Written instruction
Please rewrite the listing below with every "slide-thumbnail" swapped for "slide-preview", keeping everything else unchanged and leaving out the pictures.

Information given
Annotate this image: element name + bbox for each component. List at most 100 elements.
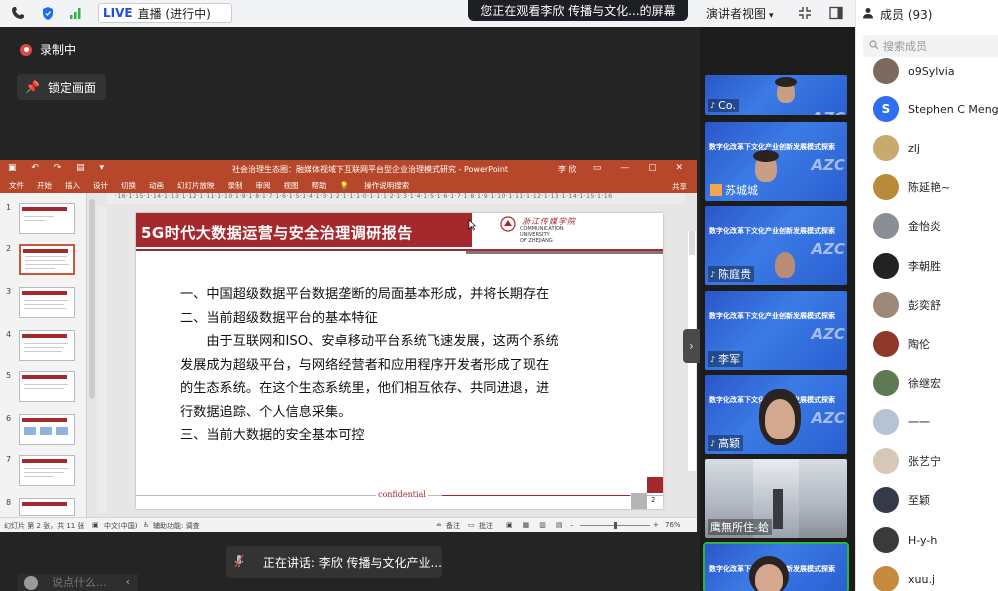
menu-tell-me[interactable]: 💡 操作说明搜索 [340,180,423,191]
menu-review[interactable]: 审阅 [256,180,271,191]
slide-canvas[interactable]: 5G时代大数据运营与安全治理调研报告 浙江传媒学院 COMMUNICATION … [136,213,663,509]
menu-help[interactable]: 帮助 [312,180,327,191]
video-tile[interactable]: 数字化改革下文化产业创新发展模式探索 AZC ♪高颖 [705,375,847,454]
shield-icon[interactable] [40,5,56,21]
member-name: xuu.j [908,572,936,586]
slide-thumbnail[interactable] [19,203,75,234]
corner-block-grey [631,493,647,509]
event-logo: AZC [812,109,846,115]
member-avatar [873,527,899,553]
member-row[interactable]: 李朝胜 [873,253,941,279]
zoom-slider-thumb[interactable] [614,522,617,529]
window-controls[interactable]: ▭ — ▢ ✕ [593,163,691,173]
video-tile[interactable]: AZC ♪Co. [705,75,847,115]
event-logo: AZC [811,156,846,174]
slide-thumbnail[interactable] [19,414,75,445]
menu-record[interactable]: 录制 [228,180,243,191]
video-tile-active[interactable]: 数字化改革下文化产业创新发展模式探索 [703,542,849,591]
slide-thumbnail[interactable] [19,330,75,361]
member-avatar [873,58,899,84]
slide-thumbnail[interactable] [19,287,75,318]
slide-thumbnail[interactable] [19,455,75,486]
lock-screen-button[interactable]: 📌 锁定画面 [17,74,106,100]
member-name: 张艺宁 [908,455,941,468]
slide-header-band: 5G时代大数据运营与安全治理调研报告 浙江传媒学院 COMMUNICATION … [136,213,663,247]
notes-button[interactable]: 备注 [446,521,460,531]
slide-thumbnail[interactable] [19,371,75,402]
quick-access-icons[interactable]: ▣ ↶ ↷ ▤ ▾ [8,163,110,173]
video-tile[interactable]: 数字化改革下文化产业创新发展模式探索 AZC 苏城城 [705,122,847,201]
menu-file[interactable]: 文件 [9,180,24,191]
member-avatar [873,566,899,591]
member-row[interactable]: o9Sylvia [873,58,955,84]
member-row[interactable]: zlj [873,135,920,161]
member-row[interactable]: 陈延艳~ [873,174,950,200]
menu-design[interactable]: 设计 [93,180,108,191]
member-row[interactable]: 金怡炎 [873,213,941,239]
member-row[interactable]: H-y-h [873,527,937,553]
slide-thumbnail[interactable] [19,498,75,516]
video-tile[interactable]: 鹰無所住-蛤 [705,459,847,538]
member-search-input[interactable]: 搜索成员 [863,35,998,57]
member-name: Stephen C Meng [908,102,998,116]
phone-icon[interactable] [10,5,26,21]
thumb-number: 1 [6,203,12,212]
member-row[interactable]: xuu.j [873,566,935,591]
member-name: 彭奕舒 [908,299,941,312]
slide-page-number: 2 [651,496,656,504]
zoom-in-button[interactable]: + [653,521,659,529]
event-logo: AZC [811,325,846,343]
menu-home[interactable]: 开始 [37,180,52,191]
menu-animations[interactable]: 动画 [149,180,164,191]
member-avatar [873,292,899,318]
sidebar-icon [829,6,843,20]
share-button[interactable]: 共享 [672,181,687,192]
comments-button[interactable]: 批注 [479,521,493,531]
chevron-left-icon[interactable]: ‹ [126,575,130,588]
member-row[interactable]: S Stephen C Meng [873,96,998,122]
mic-icon: ♪ [710,269,716,279]
video-tile[interactable]: 数字化改革下文化产业创新发展模式探索 AZC ♪ 陈庭贵 [705,206,847,285]
menu-insert[interactable]: 插入 [65,180,80,191]
ppt-window-title: 社会治理生态圈：融媒体视域下互联网平台型企业治理模式研究 - PowerPoin… [232,165,509,174]
language-status[interactable]: 中文(中国) [104,521,137,531]
slide-line: 由于互联网和ISO、安卓移动平台系统飞速发展，这两个系统 [180,334,559,349]
recording-label: 录制中 [40,43,77,57]
search-icon [869,39,879,53]
member-row[interactable]: 一一 [873,409,930,435]
view-buttons[interactable]: ▣▦▥▤ [506,521,572,529]
ppt-ribbon-menu: 文件 开始 插入 设计 切换 动画 幻灯片放映 录制 审阅 视图 帮助 💡 操作… [0,178,697,193]
member-row[interactable]: 张艺宁 [873,448,941,474]
video-gallery: AZC ♪Co. 数字化改革下文化产业创新发展模式探索 AZC 苏城城 数字化改… [700,27,855,591]
video-tile[interactable]: 数字化改革下文化产业创新发展模式探索 AZC ♪ 李军 [705,291,847,370]
zoom-level: 76% [665,521,681,529]
member-row[interactable]: 至颖 [873,487,930,513]
menu-view[interactable]: 视图 [284,180,299,191]
member-avatar [873,174,899,200]
member-name: o9Sylvia [908,64,955,78]
menu-transitions[interactable]: 切换 [121,180,136,191]
signal-strength-icon[interactable] [68,5,84,21]
slide-thumbnail-selected[interactable] [19,244,75,275]
slide-footer-accent [442,495,630,496]
speaking-indicator: 正在讲话: 李欣 传播与文化产业... [226,546,442,578]
member-row[interactable]: 陶伦 [873,331,930,357]
view-mode-dropdown[interactable]: 演讲者视图 ▾ [706,5,774,22]
member-row[interactable]: 彭奕舒 [873,292,941,318]
thumbnail-scrollbar[interactable] [89,199,95,399]
corner-block-red [647,477,663,493]
sidebar-toggle-button[interactable] [825,3,847,23]
live-status-button[interactable]: LIVE 直播 (进行中) [98,3,232,23]
participant-name: 高颖 [718,437,741,450]
collapse-panel-button[interactable]: › [683,329,700,363]
menu-slideshow[interactable]: 幻灯片放映 [177,180,215,191]
zoom-out-button[interactable]: – [570,521,574,529]
fullscreen-exit-button[interactable] [794,3,816,23]
person-icon [862,7,874,22]
chevron-down-icon: ▾ [769,11,774,21]
chat-input[interactable]: 说点什么... ‹ [18,574,138,591]
member-name: 陶伦 [908,338,930,351]
member-row[interactable]: 徐继宏 [873,370,941,396]
member-avatar [873,448,899,474]
accessibility-status[interactable]: 辅助功能: 调查 [153,521,200,531]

Task result
Annotate this image: element name + bbox for each component. List at most 100 elements.
menu-tell-me[interactable]: 💡 操作说明搜索 [340,180,423,191]
menu-review[interactable]: 审阅 [256,180,271,191]
slide-canvas[interactable]: 5G时代大数据运营与安全治理调研报告 浙江传媒学院 COMMUNICATION … [136,213,663,509]
menu-help[interactable]: 帮助 [312,180,327,191]
video-tile[interactable]: 数字化改革下文化产业创新发展模式探索 AZC ♪高颖 [705,375,847,454]
shield-icon[interactable] [40,5,56,21]
member-name: xuu.j [908,572,936,586]
slide-preview[interactable] [19,203,75,234]
corner-block-grey [631,493,647,509]
event-logo: AZC [812,109,846,115]
member-avatar [873,527,899,553]
member-row[interactable]: 李朝胜 [873,253,941,279]
zoom-slider-thumb[interactable] [614,522,617,529]
window-controls[interactable]: ▭ — ▢ ✕ [593,163,691,173]
video-tile[interactable]: AZC ♪Co. [705,75,847,115]
event-logo: AZC [811,156,846,174]
slide-preview[interactable] [19,414,75,445]
menu-record[interactable]: 录制 [228,180,243,191]
video-tile-active[interactable]: 数字化改革下文化产业创新发展模式探索 [703,542,849,591]
slide-preview[interactable] [19,330,75,361]
member-avatar [873,58,899,84]
slide-preview[interactable] [19,287,75,318]
slide-preview[interactable] [19,455,75,486]
lock-screen-button[interactable]: 📌 锁定画面 [17,74,106,100]
member-name: 张艺宁 [908,455,941,468]
slide-header-band: 5G时代大数据运营与安全治理调研报告 浙江传媒学院 COMMUNICATION … [136,213,663,247]
notes-button[interactable]: 备注 [446,521,460,531]
slide-preview[interactable] [19,371,75,402]
quick-access-icons[interactable]: ▣ ↶ ↷ ▤ ▾ [8,163,110,173]
video-tile[interactable]: 数字化改革下文化产业创新发展模式探索 AZC 苏城城 [705,122,847,201]
menu-file[interactable]: 文件 [9,180,24,191]
member-avatar [873,566,899,591]
member-row[interactable]: o9Sylvia [873,58,955,84]
member-row[interactable]: zlj [873,135,920,161]
member-row[interactable]: 陈延艳~ [873,174,950,200]
menu-design[interactable]: 设计 [93,180,108,191]
member-row[interactable]: 金怡炎 [873,213,941,239]
member-row[interactable]: H-y-h [873,527,937,553]
slide-preview[interactable] [19,498,75,516]
video-tile[interactable]: 鹰無所住-蛤 [705,459,847,538]
member-search-input[interactable]: 搜索成员 [863,35,998,57]
member-name: Stephen C Meng [908,102,998,116]
phone-icon[interactable] [10,5,26,21]
thumb-number: 1 [6,203,12,212]
member-row[interactable]: xuu.j [873,566,935,591]
member-name: 彭奕舒 [908,299,941,312]
slide-page-number: 2 [651,496,656,504]
zoom-in-button[interactable]: + [653,521,659,529]
event-logo: AZC [811,325,846,343]
menu-home[interactable]: 开始 [37,180,52,191]
menu-animations[interactable]: 动画 [149,180,164,191]
member-avatar [873,292,899,318]
sidebar-icon [829,6,843,20]
share-button[interactable]: 共享 [672,181,687,192]
comments-button[interactable]: 批注 [479,521,493,531]
chevron-left-icon[interactable]: ‹ [126,575,130,588]
member-row[interactable]: S Stephen C Meng [873,96,998,122]
mic-icon: ♪ [710,269,716,279]
video-tile[interactable]: 数字化改革下文化产业创新发展模式探索 AZC ♪ 陈庭贵 [705,206,847,285]
menu-insert[interactable]: 插入 [65,180,80,191]
ppt-window-title: 社会治理生态圈：融媒体视域下互联网平台型企业治理模式研究 - PowerPoin… [232,165,509,174]
language-status[interactable]: 中文(中国) [104,521,137,531]
slide-line: 由于互联网和ISO、安卓移动平台系统飞速发展，这两个系统 [180,334,559,349]
recording-label: 录制中 [40,43,77,57]
search-icon [869,39,879,53]
member-row[interactable]: 一一 [873,409,930,435]
view-buttons[interactable]: ▣▦▥▤ [506,521,572,529]
ppt-ribbon-menu: 文件 开始 插入 设计 切换 动画 幻灯片放映 录制 审阅 视图 帮助 💡 操作… [0,178,697,193]
member-row[interactable]: 张艺宁 [873,448,941,474]
video-gallery: AZC ♪Co. 数字化改革下文化产业创新发展模式探索 AZC 苏城城 数字化改… [700,27,855,591]
video-tile[interactable]: 数字化改革下文化产业创新发展模式探索 AZC ♪ 李军 [705,291,847,370]
zoom-level: 76% [665,521,681,529]
member-row[interactable]: 至颖 [873,487,930,513]
menu-view[interactable]: 视图 [284,180,299,191]
member-avatar [873,174,899,200]
member-name: o9Sylvia [908,64,955,78]
menu-transitions[interactable]: 切换 [121,180,136,191]
signal-strength-icon[interactable] [68,5,84,21]
slide-preview-selected[interactable] [19,244,75,275]
slide-footer-accent [442,495,630,496]
speaking-indicator: 正在讲话: 李欣 传播与文化产业... [226,546,442,578]
member-row[interactable]: 陶伦 [873,331,930,357]
view-mode-dropdown[interactable]: 演讲者视图 ▾ [706,5,774,22]
member-row[interactable]: 彭奕舒 [873,292,941,318]
thumbnail-scrollbar[interactable] [89,199,95,399]
corner-block-red [647,477,663,493]
sidebar-toggle-button[interactable] [825,3,847,23]
live-status-button[interactable]: LIVE 直播 (进行中) [98,3,232,23]
participant-name: 高颖 [718,437,741,450]
collapse-panel-button[interactable]: › [683,329,700,363]
menu-slideshow[interactable]: 幻灯片放映 [177,180,215,191]
zoom-out-button[interactable]: – [570,521,574,529]
fullscreen-exit-button[interactable] [794,3,816,23]
person-icon [862,7,874,22]
chevron-down-icon: ▾ [769,11,774,21]
chat-input[interactable]: 说点什么... ‹ [18,574,138,591]
member-name: 陶伦 [908,338,930,351]
member-row[interactable]: 徐继宏 [873,370,941,396]
member-avatar [873,448,899,474]
accessibility-status[interactable]: 辅助功能: 调查 [153,521,200,531]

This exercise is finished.